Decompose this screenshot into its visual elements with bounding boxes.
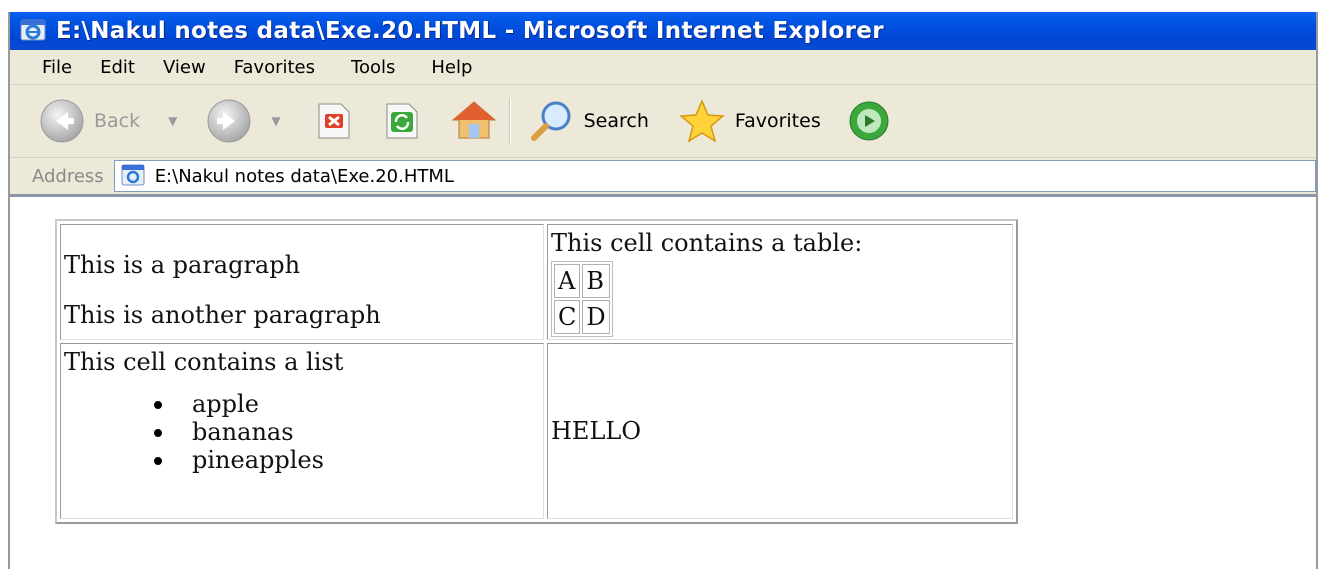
cell-heading: This cell contains a table: [551,229,863,257]
favorites-star-icon [678,99,725,143]
search-button[interactable]: Search [528,98,649,144]
hello-text: HELLO [551,417,641,445]
menu-view[interactable]: View [163,57,234,78]
window-title: E:\Nakul notes data\Exe.20.HTML - Micros… [56,18,884,44]
media-icon [849,101,889,141]
menu-tools[interactable]: Tools [351,57,431,78]
inner-table: A B C D [551,261,613,337]
media-button[interactable] [847,99,891,143]
stop-button[interactable] [313,100,355,142]
menu-favorites[interactable]: Favorites [234,57,351,78]
address-label: Address [32,165,104,187]
address-bar: Address E:\Nakul notes data\Exe.20.HTML [10,158,1316,197]
back-dropdown-icon[interactable]: ▼ [168,114,177,128]
ie-icon [20,19,46,41]
toolbar-separator [508,99,510,143]
layout-table: This is a paragraph This is another para… [55,219,1018,524]
forward-dropdown-icon[interactable]: ▼ [271,114,280,128]
address-input[interactable]: E:\Nakul notes data\Exe.20.HTML [113,160,1316,192]
menu-edit[interactable]: Edit [100,57,163,78]
list-item: bananas [154,418,540,446]
nested-table-cell: This cell contains a table: A B C D [547,224,1013,340]
forward-arrow-icon [207,99,251,143]
paragraph: This is a paragraph [64,251,301,279]
table-cell: D [582,300,610,334]
menu-file[interactable]: File [10,57,100,78]
page-content: This is a paragraph This is another para… [10,197,1316,569]
table-row: C D [554,300,610,334]
cell-heading: This cell contains a list [64,348,344,376]
table-row: A B [554,264,610,298]
paragraph-cell: This is a paragraph This is another para… [60,224,544,340]
toolbar: Back ▼ ▼ Search Favorites [10,85,1316,158]
fruit-list: apple bananas pineapples [64,390,540,474]
menu-bar: File Edit View Favorites Tools Help [10,50,1316,85]
favorites-button[interactable]: Favorites [677,98,821,144]
back-button[interactable]: Back [38,97,140,145]
address-value: E:\Nakul notes data\Exe.20.HTML [154,165,454,187]
hello-cell: HELLO [547,343,1013,519]
search-label: Search [583,110,649,132]
list-item: apple [154,390,540,418]
favorites-label: Favorites [734,110,821,132]
table-cell: B [582,264,610,298]
stop-icon [318,103,350,139]
refresh-icon [386,103,418,139]
list-cell: This cell contains a list apple bananas … [60,343,544,519]
table-cell: A [554,264,581,298]
back-arrow-icon [40,99,84,143]
page-icon [121,164,145,186]
browser-window: E:\Nakul notes data\Exe.20.HTML - Micros… [8,12,1318,569]
back-label: Back [94,110,141,132]
paragraph: This is another paragraph [64,301,381,329]
search-icon [530,101,571,141]
list-item: pineapples [154,446,540,474]
title-bar: E:\Nakul notes data\Exe.20.HTML - Micros… [10,12,1316,50]
home-icon [451,101,496,139]
home-button[interactable] [449,98,499,144]
forward-button[interactable] [205,97,253,145]
table-row: This is a paragraph This is another para… [60,224,1013,340]
refresh-button[interactable] [381,100,423,142]
menu-help[interactable]: Help [431,57,500,78]
table-row: This cell contains a list apple bananas … [60,343,1013,519]
table-cell: C [554,300,581,334]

→ Brief
Reproduce the material above with every instance of "bananas" replaced by "oranges" and all other text unchanged. Omit the picture from your answer.

→ Output for this task
Decompose this screenshot into its visual elements with bounding boxes.
cell-heading: This cell contains a table: [551,229,863,257]
favorites-star-icon [678,99,725,143]
search-button[interactable]: Search [528,98,649,144]
hello-text: HELLO [551,417,641,445]
menu-view[interactable]: View [163,57,234,78]
window-title: E:\Nakul notes data\Exe.20.HTML - Micros… [56,18,884,44]
media-icon [849,101,889,141]
menu-tools[interactable]: Tools [351,57,431,78]
inner-table: A B C D [551,261,613,337]
media-button[interactable] [847,99,891,143]
stop-button[interactable] [313,100,355,142]
menu-favorites[interactable]: Favorites [234,57,351,78]
address-label: Address [32,165,104,187]
address-bar: Address E:\Nakul notes data\Exe.20.HTML [10,158,1316,197]
back-dropdown-icon[interactable]: ▼ [168,114,177,128]
ie-icon [20,19,46,41]
toolbar-separator [508,99,510,143]
layout-table: This is a paragraph This is another para… [55,219,1018,524]
forward-dropdown-icon[interactable]: ▼ [271,114,280,128]
address-input[interactable]: E:\Nakul notes data\Exe.20.HTML [113,160,1316,192]
menu-edit[interactable]: Edit [100,57,163,78]
list-item: oranges [154,418,540,446]
nested-table-cell: This cell contains a table: A B C D [547,224,1013,340]
forward-arrow-icon [207,99,251,143]
paragraph: This is a paragraph [64,251,301,279]
table-cell: D [582,300,610,334]
menu-file[interactable]: File [10,57,100,78]
page-content: This is a paragraph This is another para… [10,197,1316,569]
table-row: C D [554,300,610,334]
cell-heading: This cell contains a list [64,348,344,376]
table-row: A B [554,264,610,298]
paragraph-cell: This is a paragraph This is another para… [60,224,544,340]
toolbar: Back ▼ ▼ Search Favorites [10,85,1316,158]
fruit-list: apple oranges pineapples [64,390,540,474]
menu-bar: File Edit View Favorites Tools Help [10,50,1316,85]
favorites-button[interactable]: Favorites [677,98,821,144]
back-button[interactable]: Back [38,97,140,145]
address-value: E:\Nakul notes data\Exe.20.HTML [154,165,454,187]
hello-cell: HELLO [547,343,1013,519]
search-label: Search [583,110,649,132]
list-item: apple [154,390,540,418]
favorites-label: Favorites [734,110,821,132]
table-cell: B [582,264,610,298]
stop-icon [318,103,350,139]
refresh-icon [386,103,418,139]
list-cell: This cell contains a list apple oranges … [60,343,544,519]
table-cell: A [554,264,581,298]
back-arrow-icon [40,99,84,143]
page-icon [121,164,145,186]
browser-window: E:\Nakul notes data\Exe.20.HTML - Micros… [8,12,1318,569]
back-label: Back [94,110,141,132]
paragraph: This is another paragraph [64,301,381,329]
search-icon [530,101,571,141]
list-item: pineapples [154,446,540,474]
title-bar: E:\Nakul notes data\Exe.20.HTML - Micros… [10,12,1316,50]
home-icon [451,101,496,139]
home-button[interactable] [449,98,499,144]
forward-button[interactable] [205,97,253,145]
table-row: This is a paragraph This is another para… [60,224,1013,340]
refresh-button[interactable] [381,100,423,142]
menu-help[interactable]: Help [431,57,500,78]
table-row: This cell contains a list apple oranges … [60,343,1013,519]
table-cell: C [554,300,581,334]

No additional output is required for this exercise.